⟨

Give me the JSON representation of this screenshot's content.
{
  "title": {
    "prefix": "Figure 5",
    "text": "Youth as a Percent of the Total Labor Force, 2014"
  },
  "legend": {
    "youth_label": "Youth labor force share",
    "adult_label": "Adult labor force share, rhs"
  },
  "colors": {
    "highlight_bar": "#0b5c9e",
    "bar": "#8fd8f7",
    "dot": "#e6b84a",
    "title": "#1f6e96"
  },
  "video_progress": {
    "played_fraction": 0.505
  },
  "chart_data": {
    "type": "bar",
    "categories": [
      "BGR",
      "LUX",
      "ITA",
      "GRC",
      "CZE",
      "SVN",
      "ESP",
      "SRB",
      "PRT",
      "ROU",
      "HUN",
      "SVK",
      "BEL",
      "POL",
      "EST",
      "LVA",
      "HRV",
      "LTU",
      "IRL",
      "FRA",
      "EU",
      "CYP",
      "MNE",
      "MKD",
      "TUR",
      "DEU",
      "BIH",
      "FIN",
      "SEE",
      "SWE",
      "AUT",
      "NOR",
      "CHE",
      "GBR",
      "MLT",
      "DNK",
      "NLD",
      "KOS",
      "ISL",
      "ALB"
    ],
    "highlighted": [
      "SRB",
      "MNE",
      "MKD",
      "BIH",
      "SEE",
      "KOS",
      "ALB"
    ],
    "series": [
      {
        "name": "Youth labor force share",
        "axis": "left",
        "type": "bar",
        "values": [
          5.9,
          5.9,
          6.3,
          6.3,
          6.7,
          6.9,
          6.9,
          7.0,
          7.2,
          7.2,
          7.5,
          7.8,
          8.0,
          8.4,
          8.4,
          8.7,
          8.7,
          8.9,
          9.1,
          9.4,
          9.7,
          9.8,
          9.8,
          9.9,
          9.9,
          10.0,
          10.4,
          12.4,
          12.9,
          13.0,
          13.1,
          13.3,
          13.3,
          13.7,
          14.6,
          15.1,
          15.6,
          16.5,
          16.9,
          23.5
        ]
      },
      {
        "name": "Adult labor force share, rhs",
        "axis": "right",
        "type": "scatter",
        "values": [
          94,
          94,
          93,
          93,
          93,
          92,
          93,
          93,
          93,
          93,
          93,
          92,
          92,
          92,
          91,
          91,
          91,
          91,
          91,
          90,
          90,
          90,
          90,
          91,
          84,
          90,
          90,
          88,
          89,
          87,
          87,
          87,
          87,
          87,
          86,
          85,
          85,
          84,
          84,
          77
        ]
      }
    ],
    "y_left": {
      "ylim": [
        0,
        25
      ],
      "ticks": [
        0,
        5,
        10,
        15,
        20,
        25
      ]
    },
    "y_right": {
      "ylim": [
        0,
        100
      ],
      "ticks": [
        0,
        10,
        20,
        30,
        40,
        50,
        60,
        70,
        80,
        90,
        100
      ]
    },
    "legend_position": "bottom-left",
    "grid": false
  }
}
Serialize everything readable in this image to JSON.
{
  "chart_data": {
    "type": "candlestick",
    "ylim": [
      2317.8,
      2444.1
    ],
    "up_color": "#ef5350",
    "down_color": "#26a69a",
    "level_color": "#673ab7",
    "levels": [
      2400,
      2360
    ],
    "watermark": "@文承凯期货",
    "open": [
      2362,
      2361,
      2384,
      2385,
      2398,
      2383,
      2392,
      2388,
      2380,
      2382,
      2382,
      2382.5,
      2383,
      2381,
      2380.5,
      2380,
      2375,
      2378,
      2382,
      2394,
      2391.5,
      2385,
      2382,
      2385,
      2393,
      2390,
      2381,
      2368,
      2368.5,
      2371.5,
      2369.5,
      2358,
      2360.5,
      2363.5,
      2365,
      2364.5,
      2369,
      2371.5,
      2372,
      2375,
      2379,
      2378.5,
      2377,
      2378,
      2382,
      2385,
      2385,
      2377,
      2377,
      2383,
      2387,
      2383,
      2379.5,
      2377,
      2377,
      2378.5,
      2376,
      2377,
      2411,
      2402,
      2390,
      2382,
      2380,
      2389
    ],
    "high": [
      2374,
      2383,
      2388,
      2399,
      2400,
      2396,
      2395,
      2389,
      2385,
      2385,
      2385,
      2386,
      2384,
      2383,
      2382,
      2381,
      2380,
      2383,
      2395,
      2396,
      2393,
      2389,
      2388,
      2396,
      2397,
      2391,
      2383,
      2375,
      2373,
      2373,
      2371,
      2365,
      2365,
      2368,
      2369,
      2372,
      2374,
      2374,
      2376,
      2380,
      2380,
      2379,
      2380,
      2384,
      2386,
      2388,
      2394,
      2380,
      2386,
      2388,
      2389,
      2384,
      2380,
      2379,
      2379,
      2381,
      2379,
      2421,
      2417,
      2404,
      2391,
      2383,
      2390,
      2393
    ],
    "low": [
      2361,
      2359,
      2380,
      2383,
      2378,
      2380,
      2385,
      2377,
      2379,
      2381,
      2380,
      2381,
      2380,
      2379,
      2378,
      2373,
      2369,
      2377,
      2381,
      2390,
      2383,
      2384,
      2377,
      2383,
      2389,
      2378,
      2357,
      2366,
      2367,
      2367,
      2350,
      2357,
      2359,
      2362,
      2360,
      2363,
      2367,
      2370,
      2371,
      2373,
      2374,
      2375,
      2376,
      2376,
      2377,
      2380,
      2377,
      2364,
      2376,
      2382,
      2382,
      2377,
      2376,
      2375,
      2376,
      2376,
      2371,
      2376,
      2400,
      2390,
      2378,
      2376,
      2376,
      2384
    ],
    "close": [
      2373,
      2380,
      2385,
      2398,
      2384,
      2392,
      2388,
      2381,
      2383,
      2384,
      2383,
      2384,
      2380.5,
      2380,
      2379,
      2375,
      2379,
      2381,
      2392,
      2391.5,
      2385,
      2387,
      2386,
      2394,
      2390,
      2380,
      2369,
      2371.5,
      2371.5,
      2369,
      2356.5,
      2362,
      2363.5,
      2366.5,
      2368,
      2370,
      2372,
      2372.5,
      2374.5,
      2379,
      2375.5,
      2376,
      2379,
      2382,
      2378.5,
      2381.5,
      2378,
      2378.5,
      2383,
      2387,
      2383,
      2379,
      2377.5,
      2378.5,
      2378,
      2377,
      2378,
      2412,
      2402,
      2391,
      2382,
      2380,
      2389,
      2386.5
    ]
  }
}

⟩

- Challenge: Using the listing above, locate the lines that hold "type" and copy each one.

- Finished task:
    "type": "bar",
        "type": "bar",
        "type": "scatter",
    "type": "candlestick",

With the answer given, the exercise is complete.